» WHAT NEEDS TO BE DONE
In the listing below, locate the line containing "Extract all readable text from this page." and copy it and every line after it through the end, exactly as written, leaving out any pictures.

» DATA SUPPLIED
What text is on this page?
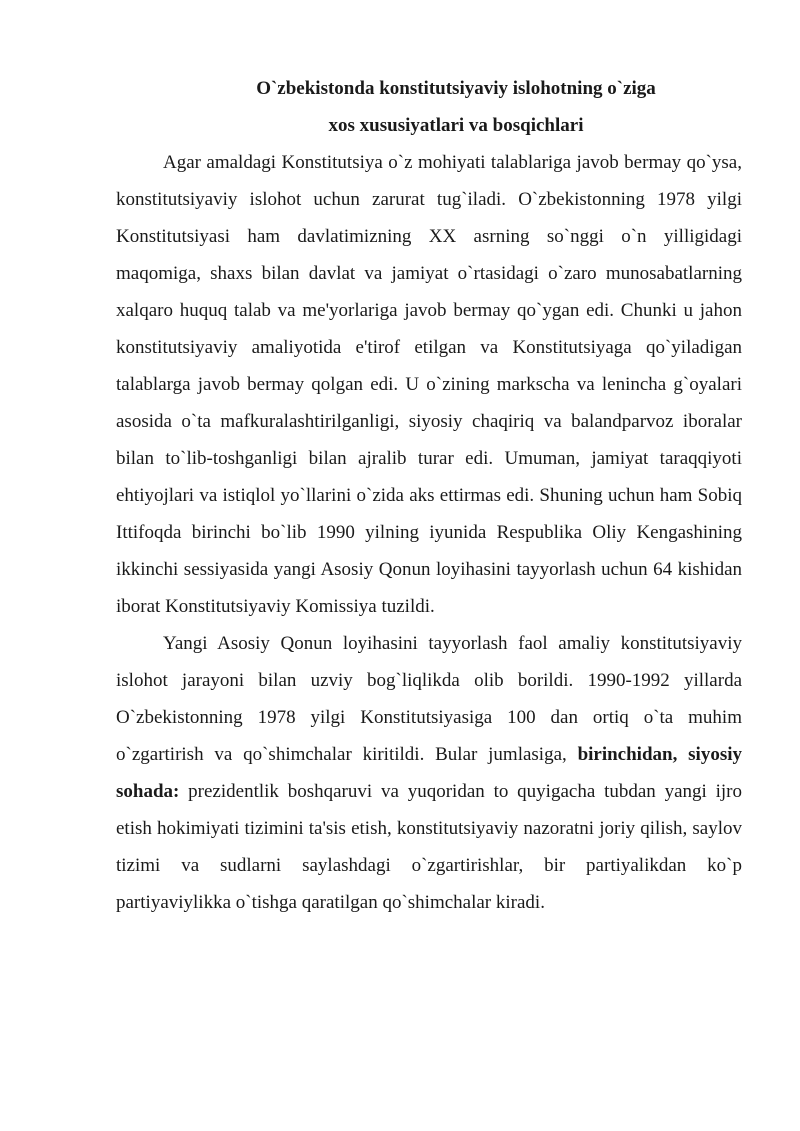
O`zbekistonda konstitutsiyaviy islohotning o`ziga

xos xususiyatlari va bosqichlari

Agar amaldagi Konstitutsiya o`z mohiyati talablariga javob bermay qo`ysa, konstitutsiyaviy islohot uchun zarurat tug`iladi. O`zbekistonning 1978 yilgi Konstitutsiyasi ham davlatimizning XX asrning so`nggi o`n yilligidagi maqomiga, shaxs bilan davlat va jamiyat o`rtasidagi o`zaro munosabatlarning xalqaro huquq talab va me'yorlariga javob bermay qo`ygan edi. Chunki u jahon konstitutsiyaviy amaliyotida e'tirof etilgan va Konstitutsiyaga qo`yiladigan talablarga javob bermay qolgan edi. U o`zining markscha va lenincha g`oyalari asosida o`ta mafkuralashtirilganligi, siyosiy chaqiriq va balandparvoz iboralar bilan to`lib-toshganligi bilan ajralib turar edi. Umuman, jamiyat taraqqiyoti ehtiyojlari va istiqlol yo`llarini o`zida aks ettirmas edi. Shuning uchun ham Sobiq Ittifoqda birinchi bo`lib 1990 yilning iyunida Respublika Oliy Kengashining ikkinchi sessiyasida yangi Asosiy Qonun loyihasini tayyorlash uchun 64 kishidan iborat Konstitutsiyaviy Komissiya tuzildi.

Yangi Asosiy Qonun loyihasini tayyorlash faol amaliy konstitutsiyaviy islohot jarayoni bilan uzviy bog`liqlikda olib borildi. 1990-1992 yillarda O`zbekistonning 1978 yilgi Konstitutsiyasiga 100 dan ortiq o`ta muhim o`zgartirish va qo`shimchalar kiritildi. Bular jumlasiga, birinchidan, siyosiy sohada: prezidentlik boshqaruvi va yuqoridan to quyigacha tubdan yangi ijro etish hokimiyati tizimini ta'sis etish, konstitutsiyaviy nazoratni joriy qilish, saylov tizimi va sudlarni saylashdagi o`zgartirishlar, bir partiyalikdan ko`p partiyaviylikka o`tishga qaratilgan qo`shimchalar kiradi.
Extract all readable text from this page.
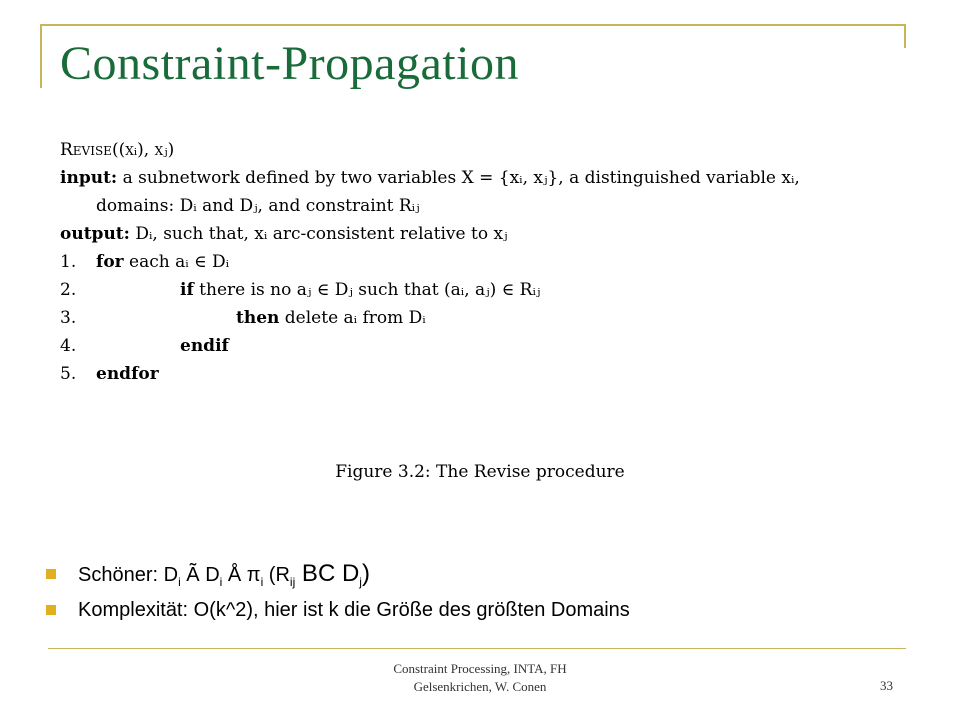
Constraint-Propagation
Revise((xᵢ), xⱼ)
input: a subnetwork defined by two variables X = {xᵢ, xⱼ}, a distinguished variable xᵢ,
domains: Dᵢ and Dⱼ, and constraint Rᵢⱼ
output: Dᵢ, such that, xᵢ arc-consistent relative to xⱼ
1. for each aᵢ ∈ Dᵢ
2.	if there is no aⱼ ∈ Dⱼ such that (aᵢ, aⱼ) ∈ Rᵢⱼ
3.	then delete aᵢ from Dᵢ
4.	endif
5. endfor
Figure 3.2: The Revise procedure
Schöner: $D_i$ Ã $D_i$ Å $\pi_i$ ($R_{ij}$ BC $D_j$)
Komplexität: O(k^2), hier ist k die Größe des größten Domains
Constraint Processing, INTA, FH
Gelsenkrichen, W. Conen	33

» RESULT
Extract all readable text from this page.
Constraint-Propagation
Revise((xᵢ), xⱼ)
input: a subnetwork defined by two variables X = {xᵢ, xⱼ}, a distinguished variable xᵢ,
domains: Dᵢ and Dⱼ, and constraint Rᵢⱼ
output: Dᵢ, such that, xᵢ arc-consistent relative to xⱼ
1. for each aᵢ ∈ Dᵢ
2.	if there is no aⱼ ∈ Dⱼ such that (aᵢ, aⱼ) ∈ Rᵢⱼ
3.	then delete aᵢ from Dᵢ
4.	endif
5. endfor
Figure 3.2: The Revise procedure
Schöner: $D_i$ Ã $D_i$ Å $\pi_i$ ($R_{ij}$ BC $D_j$)
Komplexität: O(k^2), hier ist k die Größe des größten Domains
Constraint Processing, INTA, FH
Gelsenkrichen, W. Conen	33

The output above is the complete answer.